----- Document text -----
Flowers In the Dirt is the most recent album in McCartney's discography to receive the Archive treatment. In terms of content it is easily the richest, most satisfying collection in the series. Where previous entries sometimes skimped in terms of bonus audio and video content (Wings At the Speed of Sound is embarrassing for its lack of worthwhile audio/visual extras), Flowers is packed to the gills. What's more significant, much of the non-album content is highly re-listenable. Though the actual Flowers album only contains four of McCartney's collaborations with Elvis Costello (credited by his birth name Declan MacManus), the Archive set seeks to complete the story of their work together.

The two bonus CDs each contain nine songs (same tracklist for both discs) co-written by Paul and Elvis. The first disc holds the previously bootlegged (but never better sounding) two-man demos that feature just the two artists harmonizing while accompanying themselves on acoustic guitars and piano. The second disc features the nine songs fleshed out in full band arrangements. Comparing the sparse demos to the band performances makes for fascinating listening ("Tommy's Coming Home" undergoes a radical transformation). The four that ended up on Flowers appear to be the same basic tracks that eventually became the album masters (it's still cool the hear them in minimally-produced form). The evolution of these songs provides a look at the album Flowers might've been had it remained focused on Paul/Elvis collaborations. 

rsz_flowers_in_the_dirt_cover.jpg The biggest downfall of this Archive Collection is the material that should've been included as a third audio CD, but is instead relegated to download-only status. On Archive releases past, B-sides and other previously-released related tracks were included on CD. For whatever reasons, McCartney (who is reportedly involved in all stages of these collections) decided that collector's and hardcore fans (the very types who are willing to shell out over a $100 bucks for such a set) didn't need Flowers B-sides and remixes on physical media. Download them, back them up, burn them to CD-R, try not to lose track of the files... it's an inexcusable crock of crap that leaves an ugly blemish on an otherwise superb package.
----- Material -----
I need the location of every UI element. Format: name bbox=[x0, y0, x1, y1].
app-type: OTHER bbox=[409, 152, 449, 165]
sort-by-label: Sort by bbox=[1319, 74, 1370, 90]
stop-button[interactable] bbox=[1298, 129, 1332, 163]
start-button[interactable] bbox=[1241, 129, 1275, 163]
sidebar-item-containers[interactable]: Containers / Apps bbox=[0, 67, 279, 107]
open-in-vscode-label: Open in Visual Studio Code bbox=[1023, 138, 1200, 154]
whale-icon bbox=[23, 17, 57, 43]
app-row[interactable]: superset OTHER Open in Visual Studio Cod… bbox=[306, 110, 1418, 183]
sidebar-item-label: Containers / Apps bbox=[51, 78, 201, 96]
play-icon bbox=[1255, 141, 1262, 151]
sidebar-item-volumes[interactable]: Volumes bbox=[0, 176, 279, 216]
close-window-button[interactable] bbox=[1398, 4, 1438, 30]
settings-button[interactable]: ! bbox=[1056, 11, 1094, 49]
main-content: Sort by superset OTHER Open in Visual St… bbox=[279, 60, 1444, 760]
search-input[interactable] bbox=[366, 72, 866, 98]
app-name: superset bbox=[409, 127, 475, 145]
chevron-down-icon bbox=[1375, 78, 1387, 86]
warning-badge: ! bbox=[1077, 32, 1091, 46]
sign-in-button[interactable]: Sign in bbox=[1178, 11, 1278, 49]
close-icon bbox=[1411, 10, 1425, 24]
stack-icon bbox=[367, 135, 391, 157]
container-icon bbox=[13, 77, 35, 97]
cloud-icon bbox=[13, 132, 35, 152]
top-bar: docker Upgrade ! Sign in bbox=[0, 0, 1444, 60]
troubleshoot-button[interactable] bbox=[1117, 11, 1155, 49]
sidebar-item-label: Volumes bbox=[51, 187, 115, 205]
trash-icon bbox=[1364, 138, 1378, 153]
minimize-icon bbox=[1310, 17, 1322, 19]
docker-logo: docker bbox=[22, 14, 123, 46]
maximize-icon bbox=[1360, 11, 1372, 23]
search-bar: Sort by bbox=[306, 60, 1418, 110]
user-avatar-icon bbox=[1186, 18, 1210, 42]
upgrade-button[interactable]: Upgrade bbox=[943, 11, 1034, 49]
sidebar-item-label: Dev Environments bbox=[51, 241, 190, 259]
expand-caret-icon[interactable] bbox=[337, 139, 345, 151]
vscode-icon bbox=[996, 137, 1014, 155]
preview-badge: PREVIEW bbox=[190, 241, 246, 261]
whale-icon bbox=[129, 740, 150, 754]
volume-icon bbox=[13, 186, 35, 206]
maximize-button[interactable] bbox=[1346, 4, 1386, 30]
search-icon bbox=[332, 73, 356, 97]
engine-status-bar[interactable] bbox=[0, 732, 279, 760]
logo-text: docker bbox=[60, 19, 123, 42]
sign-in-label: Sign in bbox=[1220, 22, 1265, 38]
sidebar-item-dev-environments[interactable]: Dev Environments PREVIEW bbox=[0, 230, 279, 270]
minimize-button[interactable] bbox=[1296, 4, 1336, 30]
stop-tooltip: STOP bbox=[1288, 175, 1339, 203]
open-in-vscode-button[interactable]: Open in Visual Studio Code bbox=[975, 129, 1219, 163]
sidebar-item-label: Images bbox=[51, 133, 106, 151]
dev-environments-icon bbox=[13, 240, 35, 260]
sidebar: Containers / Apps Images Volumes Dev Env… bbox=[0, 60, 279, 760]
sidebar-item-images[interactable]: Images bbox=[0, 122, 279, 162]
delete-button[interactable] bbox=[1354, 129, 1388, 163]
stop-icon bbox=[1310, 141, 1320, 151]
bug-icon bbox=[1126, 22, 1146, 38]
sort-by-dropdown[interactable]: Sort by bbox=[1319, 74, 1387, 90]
-----
Directions for this task: For each statement, answer yes or no on whether it agrees with the Flowers In the Dirt passage, and quote the words from the passage that decide it. 1. Both bonus CDs share one tracklist. 2. The B-sides and remixes come on a third CD in the set. 3. The Flowers album contains six of McCartney's collaborations with Elvis Costello. The items are not required for anything here.

Solution to this exercise:
1. Yes: "same tracklist for both discs"
2. No: "is instead relegated to download-only status"
3. No: "only contains four of McCartney's collaborations with Elvis Costello"